Data entries
· · · · ·

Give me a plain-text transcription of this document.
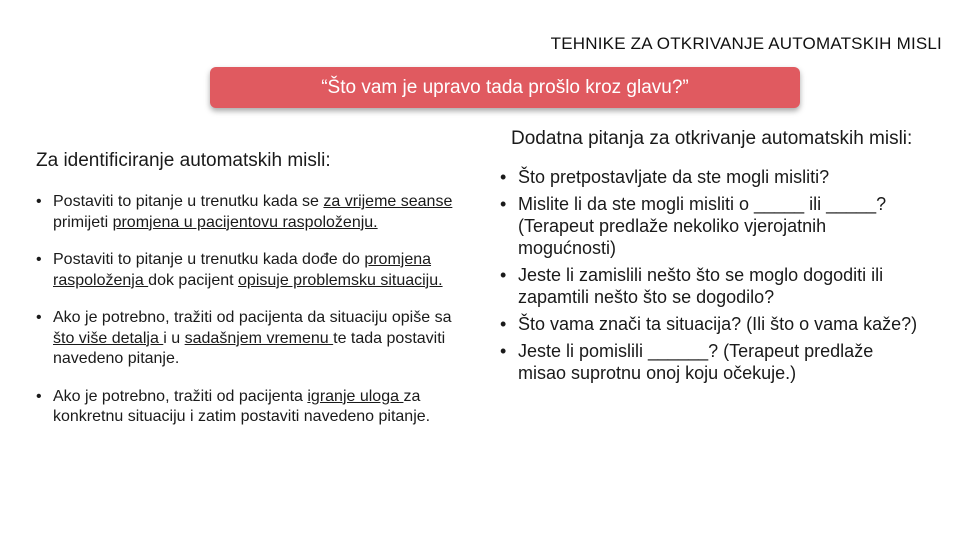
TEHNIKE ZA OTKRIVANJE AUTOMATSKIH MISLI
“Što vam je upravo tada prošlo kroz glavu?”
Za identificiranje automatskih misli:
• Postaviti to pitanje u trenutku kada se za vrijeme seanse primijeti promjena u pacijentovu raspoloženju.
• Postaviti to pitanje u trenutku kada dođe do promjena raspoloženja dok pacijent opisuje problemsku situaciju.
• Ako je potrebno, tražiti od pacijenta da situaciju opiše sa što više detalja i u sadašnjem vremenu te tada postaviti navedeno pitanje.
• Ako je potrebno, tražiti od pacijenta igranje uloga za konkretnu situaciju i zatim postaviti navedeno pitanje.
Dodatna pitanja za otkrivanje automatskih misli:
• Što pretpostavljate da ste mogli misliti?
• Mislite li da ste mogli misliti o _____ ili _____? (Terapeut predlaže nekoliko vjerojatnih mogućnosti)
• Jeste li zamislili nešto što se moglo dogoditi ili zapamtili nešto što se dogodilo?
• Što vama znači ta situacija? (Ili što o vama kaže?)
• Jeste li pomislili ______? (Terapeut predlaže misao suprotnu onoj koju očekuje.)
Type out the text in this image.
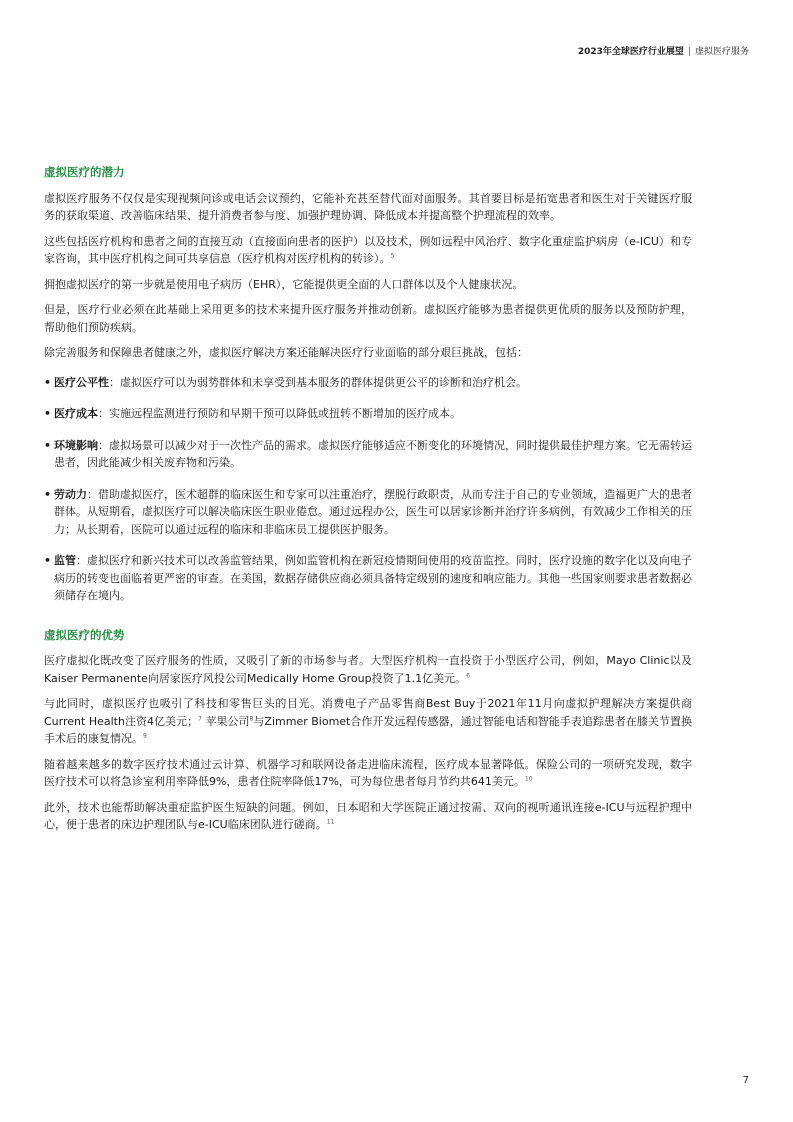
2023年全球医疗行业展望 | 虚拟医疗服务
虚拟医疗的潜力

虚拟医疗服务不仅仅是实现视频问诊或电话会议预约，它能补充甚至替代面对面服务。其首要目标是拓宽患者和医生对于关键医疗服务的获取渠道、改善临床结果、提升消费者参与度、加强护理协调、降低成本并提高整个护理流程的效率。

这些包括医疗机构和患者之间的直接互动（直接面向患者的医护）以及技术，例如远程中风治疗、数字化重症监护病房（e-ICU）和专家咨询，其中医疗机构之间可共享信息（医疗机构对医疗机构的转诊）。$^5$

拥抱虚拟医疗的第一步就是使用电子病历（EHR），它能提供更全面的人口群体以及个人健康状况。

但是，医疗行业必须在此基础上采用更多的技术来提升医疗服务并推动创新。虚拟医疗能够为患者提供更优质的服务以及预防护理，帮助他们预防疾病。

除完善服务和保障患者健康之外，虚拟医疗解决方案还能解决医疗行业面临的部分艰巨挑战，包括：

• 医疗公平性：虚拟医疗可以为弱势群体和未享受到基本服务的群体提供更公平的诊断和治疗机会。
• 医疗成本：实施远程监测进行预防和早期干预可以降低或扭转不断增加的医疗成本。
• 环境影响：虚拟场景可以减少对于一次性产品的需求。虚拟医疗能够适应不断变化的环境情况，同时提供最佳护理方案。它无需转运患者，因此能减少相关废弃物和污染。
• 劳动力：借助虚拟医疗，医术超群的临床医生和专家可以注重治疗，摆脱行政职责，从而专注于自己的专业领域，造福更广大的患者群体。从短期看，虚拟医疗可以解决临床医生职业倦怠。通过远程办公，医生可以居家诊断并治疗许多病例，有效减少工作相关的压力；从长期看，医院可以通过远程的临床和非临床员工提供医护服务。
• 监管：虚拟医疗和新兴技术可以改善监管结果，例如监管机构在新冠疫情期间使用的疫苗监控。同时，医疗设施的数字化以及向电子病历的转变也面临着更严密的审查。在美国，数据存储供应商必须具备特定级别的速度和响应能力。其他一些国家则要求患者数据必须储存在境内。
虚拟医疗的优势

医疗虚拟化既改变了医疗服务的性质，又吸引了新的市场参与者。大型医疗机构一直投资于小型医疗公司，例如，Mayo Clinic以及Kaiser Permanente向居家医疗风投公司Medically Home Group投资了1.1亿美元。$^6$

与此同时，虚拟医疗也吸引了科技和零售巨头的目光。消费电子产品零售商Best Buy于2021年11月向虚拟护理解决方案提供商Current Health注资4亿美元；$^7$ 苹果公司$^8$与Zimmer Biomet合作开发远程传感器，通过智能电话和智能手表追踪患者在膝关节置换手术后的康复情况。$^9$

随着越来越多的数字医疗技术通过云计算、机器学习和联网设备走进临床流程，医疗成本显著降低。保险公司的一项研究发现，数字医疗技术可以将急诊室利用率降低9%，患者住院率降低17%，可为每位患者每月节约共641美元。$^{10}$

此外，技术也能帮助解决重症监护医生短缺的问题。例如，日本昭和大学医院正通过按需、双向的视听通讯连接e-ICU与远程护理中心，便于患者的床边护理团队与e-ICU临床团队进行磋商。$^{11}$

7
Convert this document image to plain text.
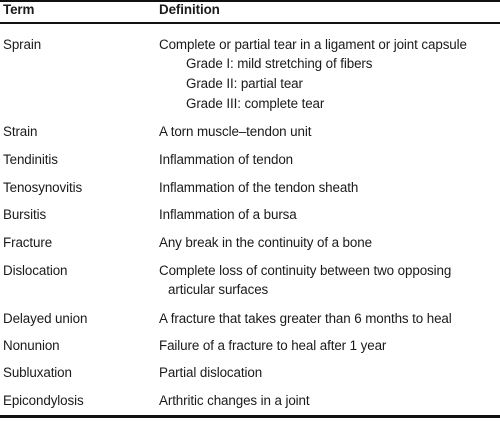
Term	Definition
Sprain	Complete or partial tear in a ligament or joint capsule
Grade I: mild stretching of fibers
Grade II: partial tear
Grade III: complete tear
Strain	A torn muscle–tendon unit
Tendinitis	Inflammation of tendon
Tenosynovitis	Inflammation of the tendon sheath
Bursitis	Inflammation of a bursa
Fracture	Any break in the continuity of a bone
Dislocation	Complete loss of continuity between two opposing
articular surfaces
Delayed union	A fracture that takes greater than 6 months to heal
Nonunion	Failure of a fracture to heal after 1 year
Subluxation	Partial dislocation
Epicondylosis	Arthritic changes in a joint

· · · · ·

WRITTEN TASK: Reproduce the listing above from the line that contains "Convert this document image to plain text." through its final line, exactly and with nothing added. Omit the images.

OUTPUT FOR THIS TASK:
Convert this document image to plain text.
Term	Definition
Sprain	Complete or partial tear in a ligament or joint capsule
Grade I: mild stretching of fibers
Grade II: partial tear
Grade III: complete tear
Strain	A torn muscle–tendon unit
Tendinitis	Inflammation of tendon
Tenosynovitis	Inflammation of the tendon sheath
Bursitis	Inflammation of a bursa
Fracture	Any break in the continuity of a bone
Dislocation	Complete loss of continuity between two opposing
articular surfaces
Delayed union	A fracture that takes greater than 6 months to heal
Nonunion	Failure of a fracture to heal after 1 year
Subluxation	Partial dislocation
Epicondylosis	Arthritic changes in a joint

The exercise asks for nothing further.